━━ Supplied entries ━━

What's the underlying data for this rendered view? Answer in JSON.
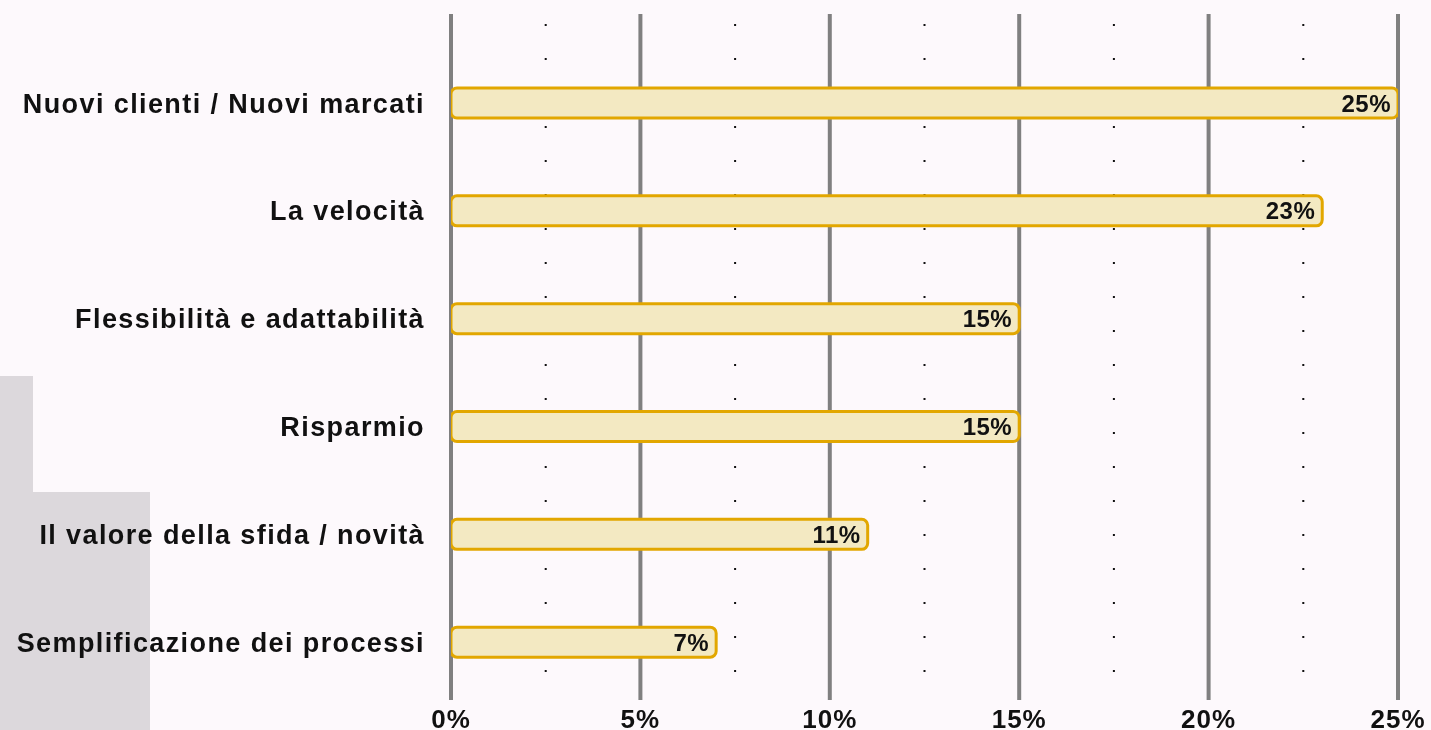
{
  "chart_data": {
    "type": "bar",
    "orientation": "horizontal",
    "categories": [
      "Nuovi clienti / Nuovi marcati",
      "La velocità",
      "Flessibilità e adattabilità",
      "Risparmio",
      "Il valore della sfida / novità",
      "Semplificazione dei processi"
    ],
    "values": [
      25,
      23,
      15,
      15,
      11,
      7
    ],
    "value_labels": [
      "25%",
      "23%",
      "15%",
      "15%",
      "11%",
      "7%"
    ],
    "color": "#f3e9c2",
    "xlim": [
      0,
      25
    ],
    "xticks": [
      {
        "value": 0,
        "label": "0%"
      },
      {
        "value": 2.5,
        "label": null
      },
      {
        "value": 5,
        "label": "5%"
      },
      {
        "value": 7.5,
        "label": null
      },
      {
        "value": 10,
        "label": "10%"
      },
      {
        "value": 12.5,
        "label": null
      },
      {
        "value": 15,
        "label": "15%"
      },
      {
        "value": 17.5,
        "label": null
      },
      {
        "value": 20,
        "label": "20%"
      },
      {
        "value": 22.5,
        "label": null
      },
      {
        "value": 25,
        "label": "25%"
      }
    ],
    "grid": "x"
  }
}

━━━
━━ Supplied entries ━━

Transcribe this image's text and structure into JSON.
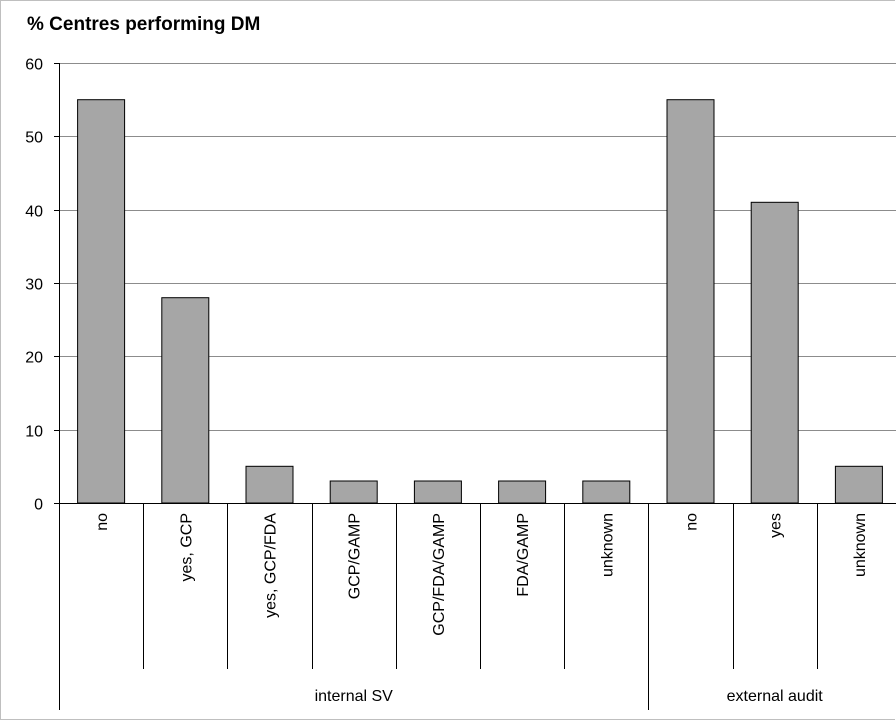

━━━
━━ Supplied entries ━━

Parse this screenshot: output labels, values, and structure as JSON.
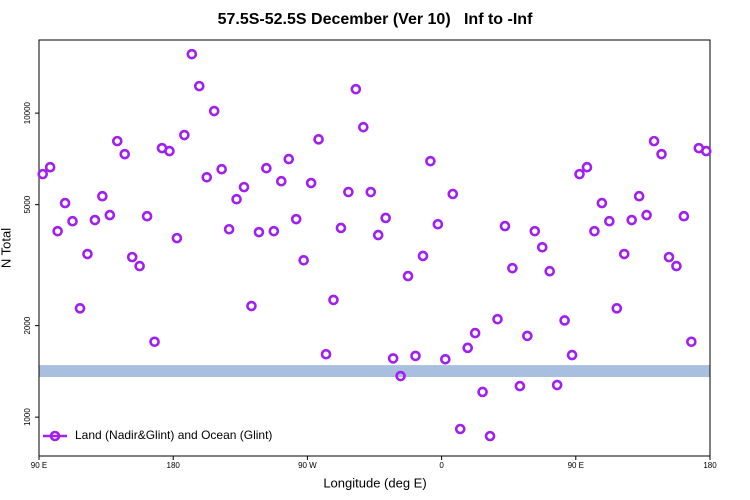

━━━

Pick out the lines above that hold the string "structure" and show them.

Transcribe this image's text and structure into JSON.
Parse this screenshot: output labels, values, and structure as JSON.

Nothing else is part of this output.